» Requirement
Word for word, transcribe the lines below and drop the pictures.

» Records provided
# # # # # # #

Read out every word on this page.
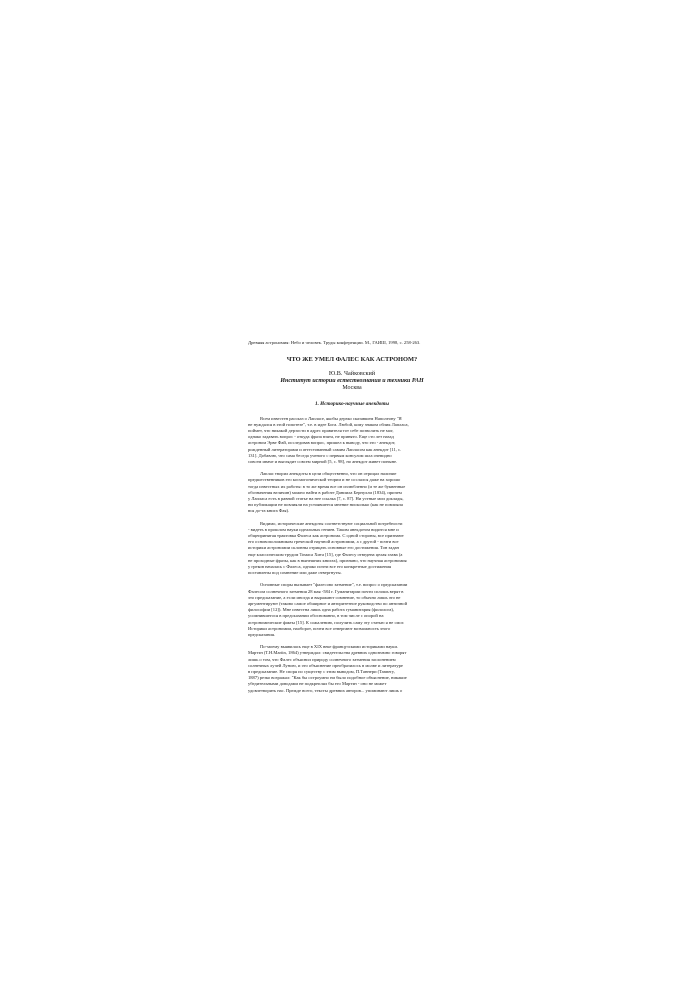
Древняя астрономия: Небо и человек. Труды конференции. М., ГАИШ, 1998, с. 258-263.
ЧТО ЖЕ УМЕЛ ФАЛЕС КАК АСТРОНОМ?
Ю.В. Чайковский
Институт истории естествознания и техники РАН
Москва
1. Историко-научные анекдоты
Всем известен рассказ о Лапласе, якобы дерзко сказавшем Наполеону "Я
не нуждался в этой гипотезе", т.е. в идее Бога. Любой, кому знаком облик Лапласа,
поймет, что никакой дерзости в адрес правителя тот себе позволить не мог,
однако задавать вопрос - откуда фраза взята, не принято. Еще сто лет назад
астроном Эрве Фай, исследовав вопрос, пришел к выводу, что это - анекдот,
рожденный литераторами и аттестованный самим Лапласом как анекдот [11, с.
131]. Добавлю, что сама беседа ученого с первым консулом шла очевидно
совсем иначе и выглядит совсем мирной [5, с. 98], но анекдот живет поныне.
Лаплас творил анекдоты в цели общественно, что он отрицал наличие
предшественников его космогонической теории и не сослался даже на хорошо
тогда известных их работы: в то же время все он излюбленно (и те же буквенные
обозначения величин) можно найти в работе Даниила Бернулли (1834), причем
у Лапласа есть в равной статье на нее ссылка [7, с. 87]. Ни устные мои доклады,
ни публикации не повлияли на устоявшееся мнение нисколько (как не повлияла
вся до-та книга Фая).
Видимо, исторические анекдоты соответствуют социальной потребности
- видеть в прошлом науки идеальных гениев. Таким анекдотом видится мне и
общепринятая трактовка Фалеса как астронома. С одной стороны, все признают
его основоположником греческой научной астрономии, а с другой - почти все
историки астрономии склонны отрицать основные его достижения. Тон задан
еще классическим трудом Томаса Хита [15], где Фалесу отведена целая глава (а
не проходные фразы, как в нынешних книгах), признано, что научная астрономия
у греков началась с Фалеса, однако почти все его конкретные достижения
поставлены под сомнение или даже отвергнуты.
Основные споры вызывает "фалесово затмение", т.е. вопрос о предсказании
Фалесом солнечного затмения 28 мая -584 г. Гуманитарии почти сплошь верят в
это предсказание, а если иногда и выражают сомнение, то обычно лишь это не
аргументируют (таково самое обширное и авторитетное руководство по античной
философии [12]). Мне известна лишь одна работа гуманитария (филолога),
усомнившегося в предсказании обоснованно, в том числе с опорой на
астрономические факты [15]. К сожалению, получить саму эту статью я не смог.
Историки астрономии, наоборот, почти все отвергают возможность этого
предсказания.
По-моему выявилась еще в XIX веке французскими историками науки.
Мартэн (T.H.Martin, 1864) утверждал: свидетельства древних однозначно говорят
лишь о том, что Фалес объяснил природу солнечного затмения заслонением
солнечных лучей Луною, и это объяснение преобразилось в молве и литературе
в предсказание. Не споря по существу с этим выводом, П.Таннери (Tannery,
1887) резко возражал: "Как бы остроумно ни было подобное объяснение, никакие
убедительными доводами не подкреплял бы его Мартэн - оно не может
удовлетворить нас. Прежде всего, тексты древних авторов... упоминают лишь о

# # # # # # #

» Exercise solution
Read out every word on this page.
Древняя астрономия: Небо и человек. Труды конференции. М., ГАИШ, 1998, с. 258-263.
ЧТО ЖЕ УМЕЛ ФАЛЕС КАК АСТРОНОМ?
Ю.В. Чайковский
Институт истории естествознания и техники РАН
Москва
1. Историко-научные анекдоты
Всем известен рассказ о Лапласе, якобы дерзко сказавшем Наполеону "Я
не нуждался в этой гипотезе", т.е. в идее Бога. Любой, кому знаком облик Лапласа,
поймет, что никакой дерзости в адрес правителя тот себе позволить не мог,
однако задавать вопрос - откуда фраза взята, не принято. Еще сто лет назад
астроном Эрве Фай, исследовав вопрос, пришел к выводу, что это - анекдот,
рожденный литераторами и аттестованный самим Лапласом как анекдот [11, с.
131]. Добавлю, что сама беседа ученого с первым консулом шла очевидно
совсем иначе и выглядит совсем мирной [5, с. 98], но анекдот живет поныне.
Лаплас творил анекдоты в цели общественно, что он отрицал наличие
предшественников его космогонической теории и не сослался даже на хорошо
тогда известных их работы: в то же время все он излюбленно (и те же буквенные
обозначения величин) можно найти в работе Даниила Бернулли (1834), причем
у Лапласа есть в равной статье на нее ссылка [7, с. 87]. Ни устные мои доклады,
ни публикации не повлияли на устоявшееся мнение нисколько (как не повлияла
вся до-та книга Фая).
Видимо, исторические анекдоты соответствуют социальной потребности
- видеть в прошлом науки идеальных гениев. Таким анекдотом видится мне и
общепринятая трактовка Фалеса как астронома. С одной стороны, все признают
его основоположником греческой научной астрономии, а с другой - почти все
историки астрономии склонны отрицать основные его достижения. Тон задан
еще классическим трудом Томаса Хита [15], где Фалесу отведена целая глава (а
не проходные фразы, как в нынешних книгах), признано, что научная астрономия
у греков началась с Фалеса, однако почти все его конкретные достижения
поставлены под сомнение или даже отвергнуты.
Основные споры вызывает "фалесово затмение", т.е. вопрос о предсказании
Фалесом солнечного затмения 28 мая -584 г. Гуманитарии почти сплошь верят в
это предсказание, а если иногда и выражают сомнение, то обычно лишь это не
аргументируют (таково самое обширное и авторитетное руководство по античной
философии [12]). Мне известна лишь одна работа гуманитария (филолога),
усомнившегося в предсказании обоснованно, в том числе с опорой на
астрономические факты [15]. К сожалению, получить саму эту статью я не смог.
Историки астрономии, наоборот, почти все отвергают возможность этого
предсказания.
По-моему выявилась еще в XIX веке французскими историками науки.
Мартэн (T.H.Martin, 1864) утверждал: свидетельства древних однозначно говорят
лишь о том, что Фалес объяснил природу солнечного затмения заслонением
солнечных лучей Луною, и это объяснение преобразилось в молве и литературе
в предсказание. Не споря по существу с этим выводом, П.Таннери (Tannery,
1887) резко возражал: "Как бы остроумно ни было подобное объяснение, никакие
убедительными доводами не подкреплял бы его Мартэн - оно не может
удовлетворить нас. Прежде всего, тексты древних авторов... упоминают лишь о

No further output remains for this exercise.